* SET PROBLEM *
Say how many lines of the listing below contain "food", giving the number and nothing else.

---*---

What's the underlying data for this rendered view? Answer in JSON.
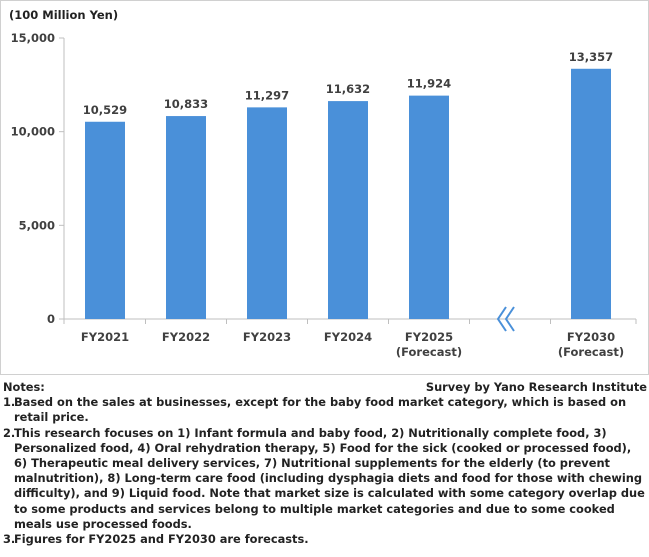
{
  "chart_data": {
    "type": "bar",
    "unit_label": "(100 Million Yen)",
    "categories": [
      "FY2021",
      "FY2022",
      "FY2023",
      "FY2024",
      "FY2025",
      "FY2030"
    ],
    "category_sublabels": [
      "",
      "",
      "",
      "",
      "(Forecast)",
      "(Forecast)"
    ],
    "values": [
      10529,
      10833,
      11297,
      11632,
      11924,
      13357
    ],
    "value_labels": [
      "10,529",
      "10,833",
      "11,297",
      "11,632",
      "11,924",
      "13,357"
    ],
    "ylim": [
      0,
      15000
    ],
    "yticks": [
      0,
      5000,
      10000,
      15000
    ],
    "ytick_labels": [
      "0",
      "5,000",
      "10,000",
      "15,000"
    ],
    "axis_break_between": [
      "FY2025",
      "FY2030"
    ],
    "bar_color": "#4a90d9",
    "grid": false,
    "legend": "none"
  },
  "notes": {
    "heading": "Notes:",
    "source": "Survey by Yano Research Institute",
    "items": [
      {
        "num": "1.",
        "text": "Based on the sales at businesses, except for the baby food market category, which is based on retail price."
      },
      {
        "num": "2.",
        "text": "This research focuses on 1) Infant formula and baby food, 2) Nutritionally complete food, 3) Personalized food, 4) Oral rehydration therapy, 5) Food for the sick (cooked or processed food), 6) Therapeutic meal delivery services, 7) Nutritional supplements for the elderly (to prevent malnutrition), 8) Long-term care food (including dysphagia diets and food for those with chewing difficulty), and 9) Liquid food. Note that market size is calculated with some category overlap due to some products and services belong to multiple market categories and due to some cooked meals use processed foods."
      },
      {
        "num": "3.",
        "text": "Figures for FY2025 and FY2030 are forecasts."
      }
    ]
  }
}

---*---

* RESULT *
2